Collected data

[START]

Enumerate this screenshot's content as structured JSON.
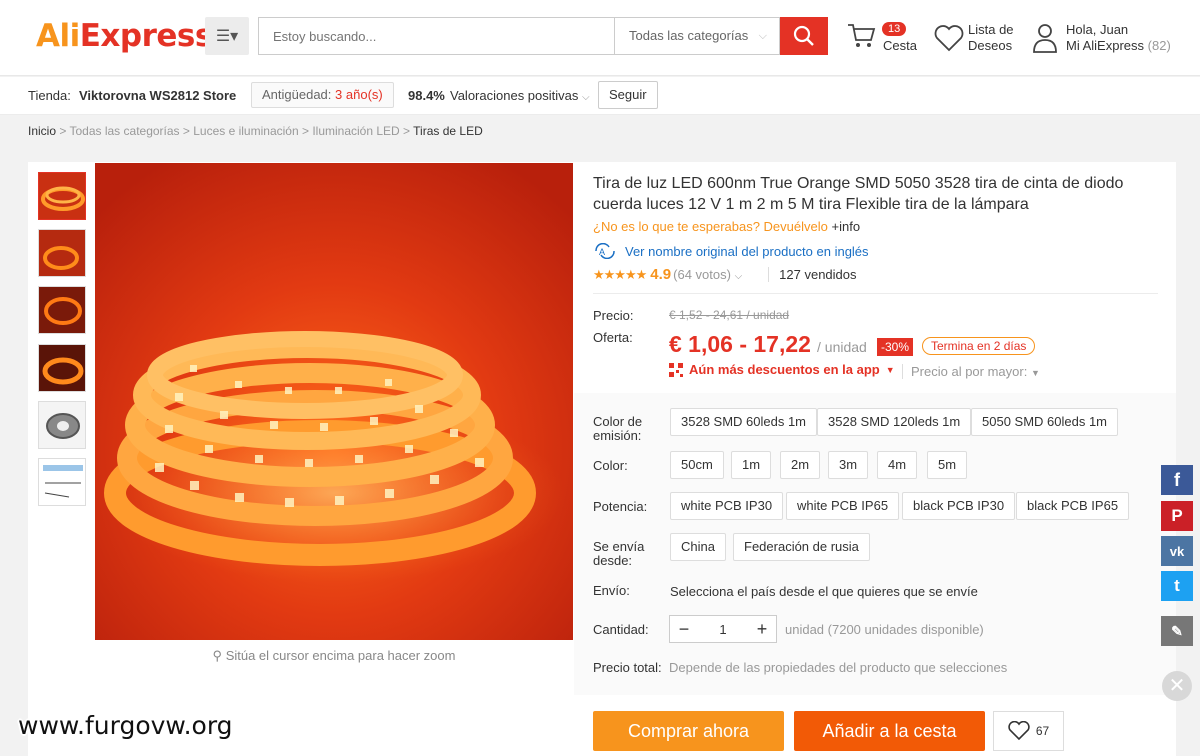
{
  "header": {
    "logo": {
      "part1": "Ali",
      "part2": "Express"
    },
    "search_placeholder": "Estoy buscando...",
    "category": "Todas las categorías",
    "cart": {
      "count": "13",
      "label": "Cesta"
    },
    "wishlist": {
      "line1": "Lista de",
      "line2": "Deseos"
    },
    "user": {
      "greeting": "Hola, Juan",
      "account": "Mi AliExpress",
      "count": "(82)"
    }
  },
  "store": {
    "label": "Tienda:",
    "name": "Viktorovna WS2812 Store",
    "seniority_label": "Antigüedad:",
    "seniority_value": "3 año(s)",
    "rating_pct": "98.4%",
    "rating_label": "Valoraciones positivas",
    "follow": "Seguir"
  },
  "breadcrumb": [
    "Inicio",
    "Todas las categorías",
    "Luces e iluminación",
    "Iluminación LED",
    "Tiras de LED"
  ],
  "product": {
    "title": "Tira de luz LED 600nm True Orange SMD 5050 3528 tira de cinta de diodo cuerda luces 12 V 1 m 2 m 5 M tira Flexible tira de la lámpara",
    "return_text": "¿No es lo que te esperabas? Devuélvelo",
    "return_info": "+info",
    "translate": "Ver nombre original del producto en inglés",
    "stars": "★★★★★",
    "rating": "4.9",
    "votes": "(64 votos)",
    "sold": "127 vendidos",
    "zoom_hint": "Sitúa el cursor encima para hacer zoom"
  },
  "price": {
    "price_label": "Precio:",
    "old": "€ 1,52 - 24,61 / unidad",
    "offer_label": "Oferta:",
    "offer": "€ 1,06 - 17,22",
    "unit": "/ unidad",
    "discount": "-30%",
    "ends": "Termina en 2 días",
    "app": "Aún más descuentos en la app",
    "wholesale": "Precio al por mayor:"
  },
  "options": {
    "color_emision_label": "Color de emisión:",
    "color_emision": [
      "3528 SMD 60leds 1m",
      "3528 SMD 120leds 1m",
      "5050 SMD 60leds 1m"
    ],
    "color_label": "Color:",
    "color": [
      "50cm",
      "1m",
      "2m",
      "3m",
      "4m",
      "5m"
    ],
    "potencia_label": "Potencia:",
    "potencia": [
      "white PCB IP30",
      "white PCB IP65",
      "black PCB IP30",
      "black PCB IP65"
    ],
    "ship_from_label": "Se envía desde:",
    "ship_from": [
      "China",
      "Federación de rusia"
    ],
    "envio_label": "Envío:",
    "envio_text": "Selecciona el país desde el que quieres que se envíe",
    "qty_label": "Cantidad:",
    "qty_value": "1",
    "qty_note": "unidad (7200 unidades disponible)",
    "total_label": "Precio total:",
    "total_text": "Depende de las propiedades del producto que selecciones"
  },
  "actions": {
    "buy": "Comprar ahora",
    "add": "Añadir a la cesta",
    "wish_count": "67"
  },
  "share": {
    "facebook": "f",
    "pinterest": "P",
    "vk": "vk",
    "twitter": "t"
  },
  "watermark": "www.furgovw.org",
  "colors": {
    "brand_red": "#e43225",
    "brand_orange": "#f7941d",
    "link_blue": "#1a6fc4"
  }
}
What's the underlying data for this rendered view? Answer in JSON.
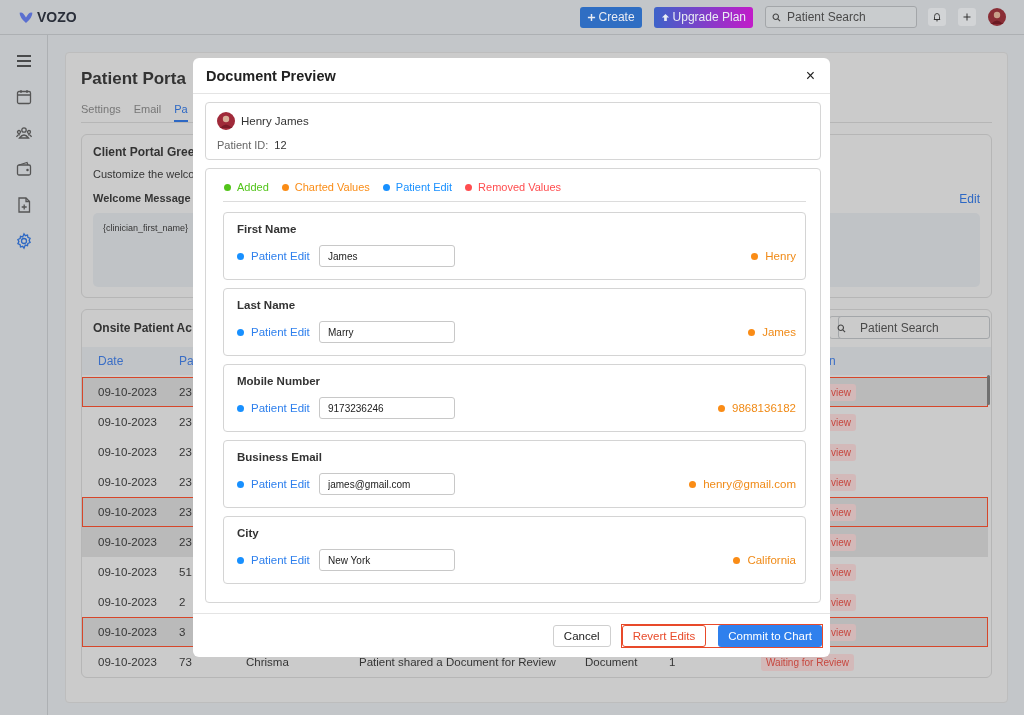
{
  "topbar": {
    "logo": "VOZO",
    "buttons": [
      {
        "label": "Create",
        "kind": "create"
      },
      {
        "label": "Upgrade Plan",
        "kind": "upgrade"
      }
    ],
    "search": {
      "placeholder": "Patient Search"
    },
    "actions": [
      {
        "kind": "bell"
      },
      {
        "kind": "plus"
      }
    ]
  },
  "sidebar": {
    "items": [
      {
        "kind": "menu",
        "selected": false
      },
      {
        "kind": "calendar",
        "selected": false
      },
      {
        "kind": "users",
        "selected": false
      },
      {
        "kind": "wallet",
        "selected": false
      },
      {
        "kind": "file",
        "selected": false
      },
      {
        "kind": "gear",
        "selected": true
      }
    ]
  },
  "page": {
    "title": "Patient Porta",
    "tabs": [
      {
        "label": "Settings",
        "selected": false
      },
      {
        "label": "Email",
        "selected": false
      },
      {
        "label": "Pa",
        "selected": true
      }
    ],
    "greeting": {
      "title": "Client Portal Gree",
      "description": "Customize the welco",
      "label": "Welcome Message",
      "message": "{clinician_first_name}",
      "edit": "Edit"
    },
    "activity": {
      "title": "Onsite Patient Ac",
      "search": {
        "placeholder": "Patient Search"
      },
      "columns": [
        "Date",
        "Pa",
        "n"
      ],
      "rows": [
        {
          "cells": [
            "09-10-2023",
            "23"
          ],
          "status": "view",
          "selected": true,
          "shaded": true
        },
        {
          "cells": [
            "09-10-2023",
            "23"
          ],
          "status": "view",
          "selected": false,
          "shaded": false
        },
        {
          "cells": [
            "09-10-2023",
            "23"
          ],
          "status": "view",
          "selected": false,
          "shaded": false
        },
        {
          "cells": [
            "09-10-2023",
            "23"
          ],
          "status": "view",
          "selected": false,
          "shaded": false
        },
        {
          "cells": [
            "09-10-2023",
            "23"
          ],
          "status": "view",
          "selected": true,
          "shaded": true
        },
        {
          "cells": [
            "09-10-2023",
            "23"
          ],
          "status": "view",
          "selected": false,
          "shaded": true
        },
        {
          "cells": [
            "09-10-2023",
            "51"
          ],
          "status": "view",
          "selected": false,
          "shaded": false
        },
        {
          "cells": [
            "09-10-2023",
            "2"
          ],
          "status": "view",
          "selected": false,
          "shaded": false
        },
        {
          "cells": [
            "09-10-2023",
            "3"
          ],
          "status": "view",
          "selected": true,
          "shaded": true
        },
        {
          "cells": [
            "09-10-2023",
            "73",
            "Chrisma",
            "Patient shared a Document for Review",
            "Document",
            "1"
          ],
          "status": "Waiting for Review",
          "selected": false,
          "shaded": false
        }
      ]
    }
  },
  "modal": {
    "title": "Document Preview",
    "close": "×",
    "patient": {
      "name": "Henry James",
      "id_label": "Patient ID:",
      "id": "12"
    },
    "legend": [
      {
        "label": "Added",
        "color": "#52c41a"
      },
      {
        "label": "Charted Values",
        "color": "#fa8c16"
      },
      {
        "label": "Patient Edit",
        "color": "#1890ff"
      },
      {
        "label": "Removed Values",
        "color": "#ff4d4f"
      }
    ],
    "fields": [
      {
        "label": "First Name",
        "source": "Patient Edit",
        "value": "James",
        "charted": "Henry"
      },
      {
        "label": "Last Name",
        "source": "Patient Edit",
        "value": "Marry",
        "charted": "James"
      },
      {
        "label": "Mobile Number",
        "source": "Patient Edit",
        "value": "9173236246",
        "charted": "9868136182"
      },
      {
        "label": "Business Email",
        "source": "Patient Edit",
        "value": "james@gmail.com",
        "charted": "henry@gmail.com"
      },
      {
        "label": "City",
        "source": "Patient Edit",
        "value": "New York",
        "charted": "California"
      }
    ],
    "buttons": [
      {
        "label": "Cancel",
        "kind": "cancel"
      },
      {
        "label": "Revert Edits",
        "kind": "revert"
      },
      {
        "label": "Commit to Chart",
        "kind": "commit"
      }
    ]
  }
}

[END]

[TASK GOAL] Only the number is wanted: how many lines contain the string "Precio"?

[EXERCISE SOLUTION] 3